- **TAREA DEL EJERCICIO A**
Reproduce literalmente el fragmento del artículo sobre Lula y Bolsonaro comprendido entre "Si ganara Jair" y "cuatrienios como presidente.", ambos incluidos.

- **TEXTO PROPORCIONADO**
Si ganara Jair Bolsonaro al galope sobre la cresta de la ola conservadora que inunda Brasil, Luiz Inácio Lula da Silva debe reconocer su derrota pues es un probado demócrata. El antiguo tornero, de 77 años recién cumplidos, no es ese émulo de dictador castrista y chavista que dibuja la desbordante actividad desinformativa de su contrincante, como demostró durante sus dos cuatrienios como presidente.
Nada hay tampoco que huela a marxismo o socialismo radical en el programa electoral de Lula, pero eso no es un obstáculo para que sus adversarios le traten con un anticomunismo primitivo, propio de la Guerra Fría o de cuando los militares gorilas tomaban el poder en América Latina, como en el mismo Brasil en 1964, abriendo la temporada de golpes fascistas en la región.
Los seguidores del antiguo lider obrero lamentarían la reelección de tan ominoso sujeto como es para ellos el antiguo capitán licenciado con deshonra, pero no se echarían a las calles a poner en solfa la idoneidad del sistema electoral y la paz ciudadana.
Sin embargo, si Lula gana se organizará un quilombo morrocotudo que será mayor entre más pequeña sea la diferencia de votos. Una zapatiesta capaz de desestabilizar un Brasil con sus instituciones democráticas fragilizadas y partido en dos mitades irreconciliables, y con unas fuerzas militares y de seguridad ultraderechizadas que adolecen de convicciones democráticas, por decirlo suave, alimentadas por el discurso patriotero y de odio de Bolsonaro, sus desaforados hijos y un cúmulo de exaltados colaboradores. Todos ellos glorifican la antigua dictadura militar.
En los cuerpos policiales, especialmente en la Policía Militar, de dudosa lealtad a las instituciones estaduales de las que dependen, predomina la corrupción, el atropello, las balas y el fervor a Bolsonaro.
Sin contar a esa militancia bolsonarista, el núcleo duro, recalentado, sulfúrico, fanatizado, fascistoide, extremista, al que su líder ha enseñado que «la libertad se defiende con las armas», que han proliferado en los últimos años debido a las múltiples facilidades legales promulgadas por el mandatario. «Un pueblo armado jamás será esclavizado», proclama Bolsonaro. Y, ojo, ahora hay en Brasil más armas en manos de civiles que de militares y policías.

- **Listados de ubicación de elementos**
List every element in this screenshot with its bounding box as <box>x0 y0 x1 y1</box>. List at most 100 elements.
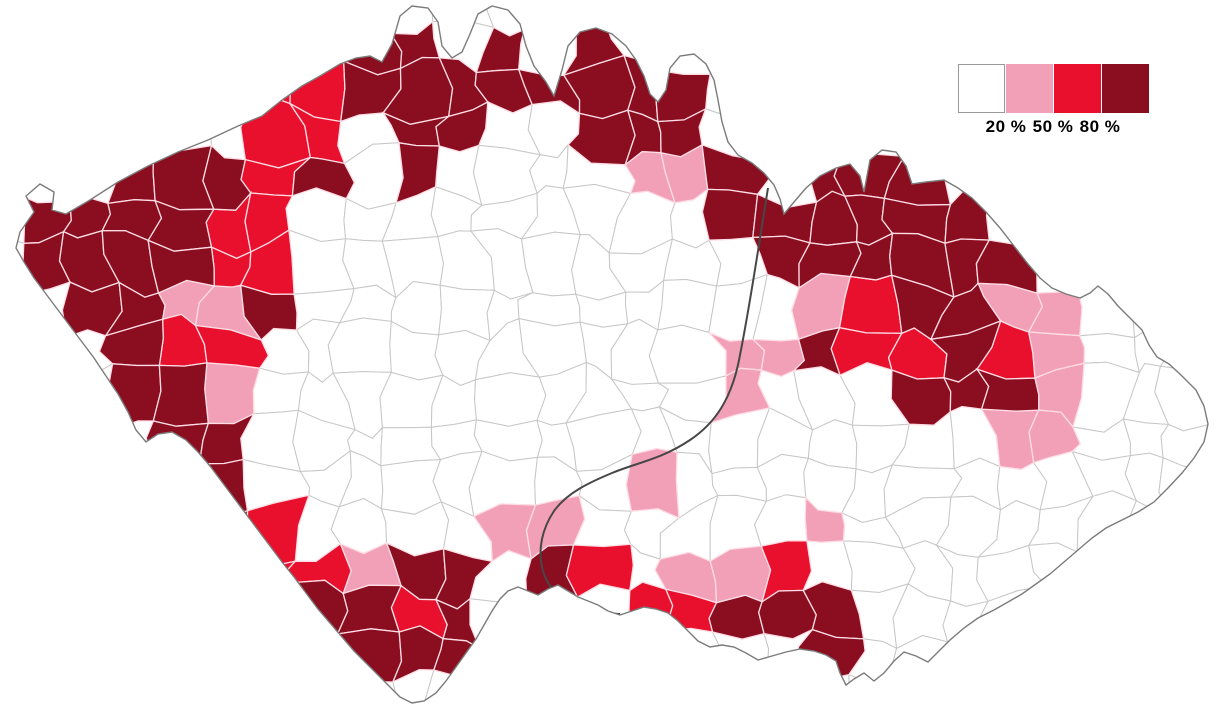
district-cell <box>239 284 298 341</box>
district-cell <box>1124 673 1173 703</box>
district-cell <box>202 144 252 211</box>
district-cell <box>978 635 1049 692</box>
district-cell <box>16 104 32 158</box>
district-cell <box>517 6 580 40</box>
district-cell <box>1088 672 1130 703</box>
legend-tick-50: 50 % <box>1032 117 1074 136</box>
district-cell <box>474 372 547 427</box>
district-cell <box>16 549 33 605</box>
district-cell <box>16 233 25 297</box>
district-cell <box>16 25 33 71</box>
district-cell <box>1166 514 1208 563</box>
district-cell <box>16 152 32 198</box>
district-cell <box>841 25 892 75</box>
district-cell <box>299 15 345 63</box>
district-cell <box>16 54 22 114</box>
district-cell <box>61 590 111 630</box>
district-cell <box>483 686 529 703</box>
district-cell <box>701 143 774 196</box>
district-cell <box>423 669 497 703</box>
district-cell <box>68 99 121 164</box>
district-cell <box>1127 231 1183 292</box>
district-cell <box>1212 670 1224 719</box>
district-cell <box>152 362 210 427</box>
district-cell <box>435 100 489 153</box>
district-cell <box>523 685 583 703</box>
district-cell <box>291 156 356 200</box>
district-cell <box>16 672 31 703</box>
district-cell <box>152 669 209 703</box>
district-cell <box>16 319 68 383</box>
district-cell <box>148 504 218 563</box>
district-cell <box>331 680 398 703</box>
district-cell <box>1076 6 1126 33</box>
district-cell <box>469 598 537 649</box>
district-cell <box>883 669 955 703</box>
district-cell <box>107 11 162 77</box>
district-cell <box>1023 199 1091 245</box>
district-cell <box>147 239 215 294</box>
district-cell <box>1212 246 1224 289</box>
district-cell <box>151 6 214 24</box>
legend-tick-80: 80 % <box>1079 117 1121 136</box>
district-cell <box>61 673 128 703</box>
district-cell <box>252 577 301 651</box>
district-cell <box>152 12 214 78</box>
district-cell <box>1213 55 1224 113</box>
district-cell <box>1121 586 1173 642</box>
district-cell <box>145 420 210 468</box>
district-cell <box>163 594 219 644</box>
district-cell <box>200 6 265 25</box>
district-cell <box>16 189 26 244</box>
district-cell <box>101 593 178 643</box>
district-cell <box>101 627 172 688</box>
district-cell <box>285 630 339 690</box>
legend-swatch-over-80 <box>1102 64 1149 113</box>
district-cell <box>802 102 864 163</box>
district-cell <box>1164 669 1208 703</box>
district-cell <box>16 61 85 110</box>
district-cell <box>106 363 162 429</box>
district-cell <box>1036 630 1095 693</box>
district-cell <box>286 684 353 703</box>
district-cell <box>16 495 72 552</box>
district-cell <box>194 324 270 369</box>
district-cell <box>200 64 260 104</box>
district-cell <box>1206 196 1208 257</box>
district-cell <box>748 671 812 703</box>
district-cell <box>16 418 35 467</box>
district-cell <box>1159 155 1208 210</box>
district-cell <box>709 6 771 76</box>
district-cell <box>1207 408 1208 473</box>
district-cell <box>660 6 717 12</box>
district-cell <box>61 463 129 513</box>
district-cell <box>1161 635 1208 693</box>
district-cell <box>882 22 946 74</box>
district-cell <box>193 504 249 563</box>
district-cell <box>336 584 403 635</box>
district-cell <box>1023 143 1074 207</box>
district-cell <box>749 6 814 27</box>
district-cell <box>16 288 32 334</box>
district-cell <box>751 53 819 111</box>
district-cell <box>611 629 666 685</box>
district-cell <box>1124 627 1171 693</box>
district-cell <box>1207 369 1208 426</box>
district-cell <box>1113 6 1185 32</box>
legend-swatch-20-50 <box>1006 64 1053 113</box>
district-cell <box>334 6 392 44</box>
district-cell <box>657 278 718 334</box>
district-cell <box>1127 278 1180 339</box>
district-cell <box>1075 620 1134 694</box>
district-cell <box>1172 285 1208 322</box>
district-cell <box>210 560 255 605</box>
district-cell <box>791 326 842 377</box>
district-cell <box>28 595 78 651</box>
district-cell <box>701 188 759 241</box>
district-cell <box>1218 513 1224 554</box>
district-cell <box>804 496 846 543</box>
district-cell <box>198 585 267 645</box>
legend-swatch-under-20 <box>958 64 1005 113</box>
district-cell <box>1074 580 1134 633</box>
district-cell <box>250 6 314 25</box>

- **TAREA DEL EJERCICIO B**
En el listado, reescribe las líneas que van desde la que contiene "district-cell <box>239 284 298 341</box>" hasta la que contiene "district-cell <box>1212 670 1224 719</box>", ambas incluidas, sustituyendo "district-cell" por "district-area" y sin alterar nada más.

- **RESPUESTA ESCRITA A**
Si ganara Jair Bolsonaro al galope sobre la cresta de la ola conservadora que inunda Brasil, Luiz Inácio Lula da Silva debe reconocer su derrota pues es un probado demócrata. El antiguo tornero, de 77 años recién cumplidos, no es ese émulo de dictador castrista y chavista que dibuja la desbordante actividad desinformativa de su contrincante, como demostró durante sus dos cuatrienios como presidente.

- **RESPUESTA ESCRITA B**
district-area <box>239 284 298 341</box>
district-area <box>1124 673 1173 703</box>
district-area <box>202 144 252 211</box>
district-area <box>978 635 1049 692</box>
district-area <box>16 104 32 158</box>
district-area <box>517 6 580 40</box>
district-area <box>1088 672 1130 703</box>
legend-tick-50: 50 % <box>1032 117 1074 136</box>
district-area <box>474 372 547 427</box>
district-area <box>16 549 33 605</box>
district-area <box>16 233 25 297</box>
district-area <box>16 25 33 71</box>
district-area <box>1166 514 1208 563</box>
district-area <box>16 152 32 198</box>
district-area <box>841 25 892 75</box>
district-area <box>299 15 345 63</box>
district-area <box>16 54 22 114</box>
district-area <box>61 590 111 630</box>
district-area <box>483 686 529 703</box>
district-area <box>701 143 774 196</box>
district-area <box>423 669 497 703</box>
district-area <box>68 99 121 164</box>
district-area <box>1127 231 1183 292</box>
district-area <box>1212 670 1224 719</box>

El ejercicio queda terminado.